■ **Dataset records**

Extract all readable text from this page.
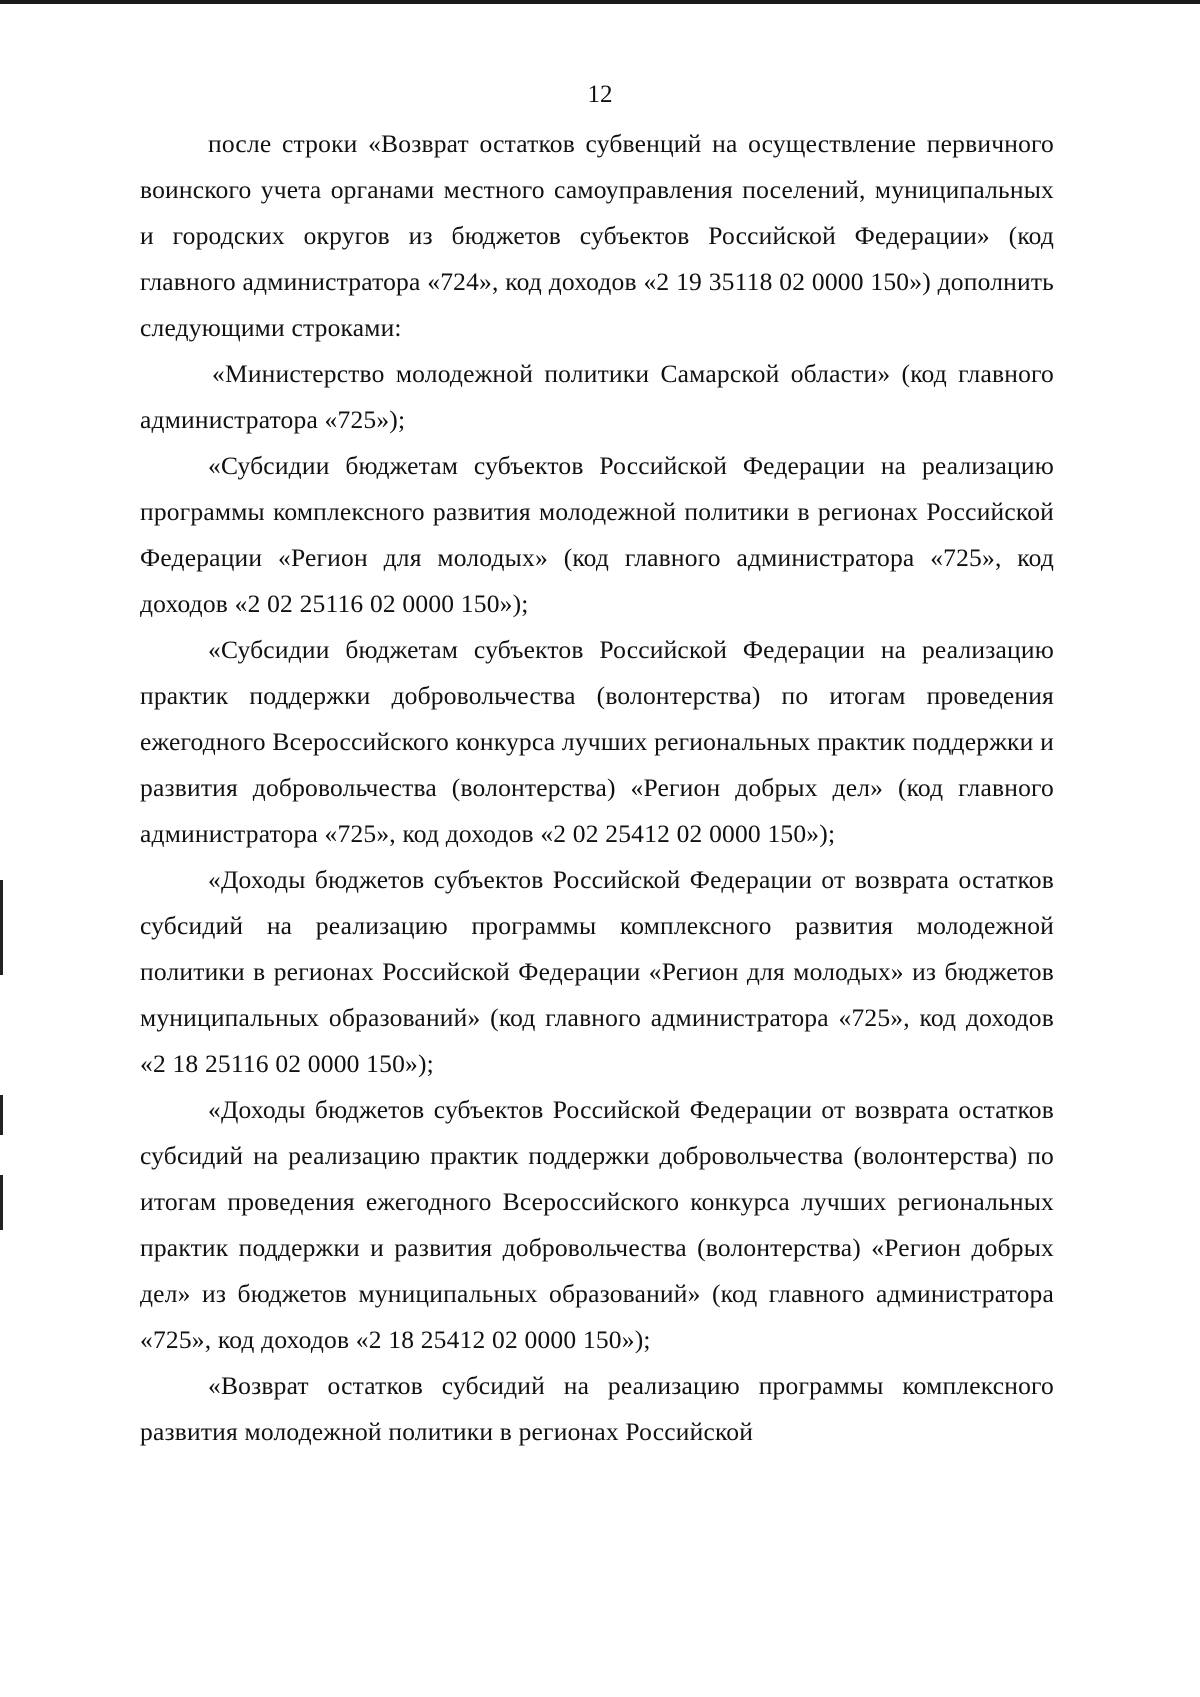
12

после строки «Возврат остатков субвенций на осуществление первичного воинского учета органами местного самоуправления поселений, муниципальных и городских округов из бюджетов субъектов Российской Федерации» (код главного администратора «724», код доходов «2 19 35118 02 0000 150») дополнить следующими строками:

«Министерство молодежной политики Самарской области» (код главного администратора «725»);

«Субсидии бюджетам субъектов Российской Федерации на реализацию программы комплексного развития молодежной политики в регионах Российской Федерации «Регион для молодых» (код главного администратора «725», код доходов «2 02 25116 02 0000 150»);

«Субсидии бюджетам субъектов Российской Федерации на реализацию практик поддержки добровольчества (волонтерства) по итогам проведения ежегодного Всероссийского конкурса лучших региональных практик поддержки и развития добровольчества (волонтерства) «Регион добрых дел» (код главного администратора «725», код доходов «2 02 25412 02 0000 150»);

«Доходы бюджетов субъектов Российской Федерации от возврата остатков субсидий на реализацию программы комплексного развития молодежной политики в регионах Российской Федерации «Регион для молодых» из бюджетов муниципальных образований» (код главного администратора «725», код доходов «2 18 25116 02 0000 150»);

«Доходы бюджетов субъектов Российской Федерации от возврата остатков субсидий на реализацию практик поддержки добровольчества (волонтерства) по итогам проведения ежегодного Всероссийского конкурса лучших региональных практик поддержки и развития добровольчества (волонтерства) «Регион добрых дел» из бюджетов муниципальных образований» (код главного администратора «725», код доходов «2 18 25412 02 0000 150»);

«Возврат остатков субсидий на реализацию программы комплексного развития молодежной политики в регионах Российской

■ **Task requirements**
Repeat the entries exactly. Pictures are excluded from the copy.

■ **Response below**
Extract all readable text from this page.
12

после строки «Возврат остатков субвенций на осуществление первичного воинского учета органами местного самоуправления поселений, муниципальных и городских округов из бюджетов субъектов Российской Федерации» (код главного администратора «724», код доходов «2 19 35118 02 0000 150») дополнить следующими строками:

«Министерство молодежной политики Самарской области» (код главного администратора «725»);

«Субсидии бюджетам субъектов Российской Федерации на реализацию программы комплексного развития молодежной политики в регионах Российской Федерации «Регион для молодых» (код главного администратора «725», код доходов «2 02 25116 02 0000 150»);

«Субсидии бюджетам субъектов Российской Федерации на реализацию практик поддержки добровольчества (волонтерства) по итогам проведения ежегодного Всероссийского конкурса лучших региональных практик поддержки и развития добровольчества (волонтерства) «Регион добрых дел» (код главного администратора «725», код доходов «2 02 25412 02 0000 150»);

«Доходы бюджетов субъектов Российской Федерации от возврата остатков субсидий на реализацию программы комплексного развития молодежной политики в регионах Российской Федерации «Регион для молодых» из бюджетов муниципальных образований» (код главного администратора «725», код доходов «2 18 25116 02 0000 150»);

«Доходы бюджетов субъектов Российской Федерации от возврата остатков субсидий на реализацию практик поддержки добровольчества (волонтерства) по итогам проведения ежегодного Всероссийского конкурса лучших региональных практик поддержки и развития добровольчества (волонтерства) «Регион добрых дел» из бюджетов муниципальных образований» (код главного администратора «725», код доходов «2 18 25412 02 0000 150»);

«Возврат остатков субсидий на реализацию программы комплексного развития молодежной политики в регионах Российской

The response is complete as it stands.